▶ **What you have to do**:
Please give the entries again in full and exactly, without any picture.

(Dataset records)
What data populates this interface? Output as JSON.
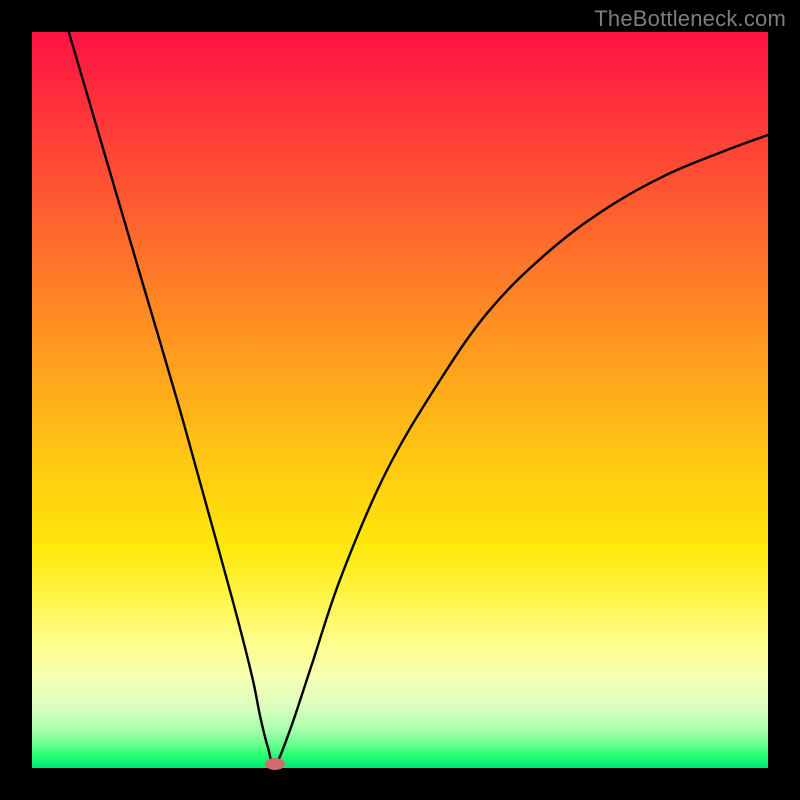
{
  "watermark": "TheBottleneck.com",
  "chart_data": {
    "type": "line",
    "title": "",
    "xlabel": "",
    "ylabel": "",
    "xlim": [
      0,
      100
    ],
    "ylim": [
      0,
      100
    ],
    "grid": false,
    "series": [
      {
        "name": "curve",
        "x": [
          5,
          10,
          15,
          20,
          25,
          28,
          30,
          31,
          32,
          33,
          35,
          38,
          42,
          48,
          55,
          62,
          70,
          78,
          86,
          94,
          100
        ],
        "values": [
          100,
          83,
          66,
          49,
          31,
          20,
          12,
          7,
          3,
          0.5,
          5,
          14,
          26,
          40,
          52,
          62,
          70,
          76,
          80.5,
          83.8,
          86
        ]
      }
    ],
    "marker": {
      "x": 33,
      "y": 0.5,
      "color": "#d16a6f"
    },
    "gradient_stops": [
      {
        "pos": 0,
        "color": "#ff1244"
      },
      {
        "pos": 50,
        "color": "#ffa91b"
      },
      {
        "pos": 80,
        "color": "#fff54a"
      },
      {
        "pos": 100,
        "color": "#00e676"
      }
    ]
  }
}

▶ **Task output**:
What data populates this interface? Output as JSON.
{
  "watermark": "TheBottleneck.com",
  "chart_data": {
    "type": "line",
    "title": "",
    "xlabel": "",
    "ylabel": "",
    "xlim": [
      0,
      100
    ],
    "ylim": [
      0,
      100
    ],
    "grid": false,
    "series": [
      {
        "name": "curve",
        "x": [
          5,
          10,
          15,
          20,
          25,
          28,
          30,
          31,
          32,
          33,
          35,
          38,
          42,
          48,
          55,
          62,
          70,
          78,
          86,
          94,
          100
        ],
        "values": [
          100,
          83,
          66,
          49,
          31,
          20,
          12,
          7,
          3,
          0.5,
          5,
          14,
          26,
          40,
          52,
          62,
          70,
          76,
          80.5,
          83.8,
          86
        ]
      }
    ],
    "marker": {
      "x": 33,
      "y": 0.5,
      "color": "#d16a6f"
    },
    "gradient_stops": [
      {
        "pos": 0,
        "color": "#ff1244"
      },
      {
        "pos": 50,
        "color": "#ffa91b"
      },
      {
        "pos": 80,
        "color": "#fff54a"
      },
      {
        "pos": 100,
        "color": "#00e676"
      }
    ]
  }
}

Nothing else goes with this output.